What to produce:
The records are to be restated in their entirety, word for word.

Source records:
================================
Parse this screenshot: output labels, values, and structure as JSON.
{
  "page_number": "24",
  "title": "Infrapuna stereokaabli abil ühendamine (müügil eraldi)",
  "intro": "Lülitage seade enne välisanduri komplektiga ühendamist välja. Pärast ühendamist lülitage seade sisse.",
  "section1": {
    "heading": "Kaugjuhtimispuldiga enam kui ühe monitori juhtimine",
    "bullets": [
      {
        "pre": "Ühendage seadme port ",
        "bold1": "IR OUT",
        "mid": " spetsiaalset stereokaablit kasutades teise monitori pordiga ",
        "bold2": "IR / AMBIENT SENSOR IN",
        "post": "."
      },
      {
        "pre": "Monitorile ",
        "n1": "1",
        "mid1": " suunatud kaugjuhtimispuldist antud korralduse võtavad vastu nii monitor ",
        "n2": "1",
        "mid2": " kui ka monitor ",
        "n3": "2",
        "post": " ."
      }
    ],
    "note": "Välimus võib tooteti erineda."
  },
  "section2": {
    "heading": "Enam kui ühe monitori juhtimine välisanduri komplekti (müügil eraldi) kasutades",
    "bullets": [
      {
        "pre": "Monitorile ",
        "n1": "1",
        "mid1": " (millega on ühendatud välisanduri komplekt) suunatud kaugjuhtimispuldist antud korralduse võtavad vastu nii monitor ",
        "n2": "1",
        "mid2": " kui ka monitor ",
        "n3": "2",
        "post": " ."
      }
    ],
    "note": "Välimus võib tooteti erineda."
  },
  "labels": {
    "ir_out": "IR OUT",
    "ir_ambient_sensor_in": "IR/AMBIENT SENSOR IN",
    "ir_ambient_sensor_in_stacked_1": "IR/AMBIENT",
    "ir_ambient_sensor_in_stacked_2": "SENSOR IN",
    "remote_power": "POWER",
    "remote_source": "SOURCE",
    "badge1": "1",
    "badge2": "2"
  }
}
================================
Result below:
Parse this screenshot: output labels, values, and structure as JSON.
{
  "page_number": "24",
  "title": "Infrapuna stereokaabli abil ühendamine (müügil eraldi)",
  "intro": "Lülitage seade enne välisanduri komplektiga ühendamist välja. Pärast ühendamist lülitage seade sisse.",
  "section1": {
    "heading": "Kaugjuhtimispuldiga enam kui ühe monitori juhtimine",
    "bullets": [
      {
        "pre": "Ühendage seadme port ",
        "bold1": "IR OUT",
        "mid": " spetsiaalset stereokaablit kasutades teise monitori pordiga ",
        "bold2": "IR / AMBIENT SENSOR IN",
        "post": "."
      },
      {
        "pre": "Monitorile ",
        "n1": "1",
        "mid1": " suunatud kaugjuhtimispuldist antud korralduse võtavad vastu nii monitor ",
        "n2": "1",
        "mid2": " kui ka monitor ",
        "n3": "2",
        "post": " ."
      }
    ],
    "note": "Välimus võib tooteti erineda."
  },
  "section2": {
    "heading": "Enam kui ühe monitori juhtimine välisanduri komplekti (müügil eraldi) kasutades",
    "bullets": [
      {
        "pre": "Monitorile ",
        "n1": "1",
        "mid1": " (millega on ühendatud välisanduri komplekt) suunatud kaugjuhtimispuldist antud korralduse võtavad vastu nii monitor ",
        "n2": "1",
        "mid2": " kui ka monitor ",
        "n3": "2",
        "post": " ."
      }
    ],
    "note": "Välimus võib tooteti erineda."
  },
  "labels": {
    "ir_out": "IR OUT",
    "ir_ambient_sensor_in": "IR/AMBIENT SENSOR IN",
    "ir_ambient_sensor_in_stacked_1": "IR/AMBIENT",
    "ir_ambient_sensor_in_stacked_2": "SENSOR IN",
    "remote_power": "POWER",
    "remote_source": "SOURCE",
    "badge1": "1",
    "badge2": "2"
  }
}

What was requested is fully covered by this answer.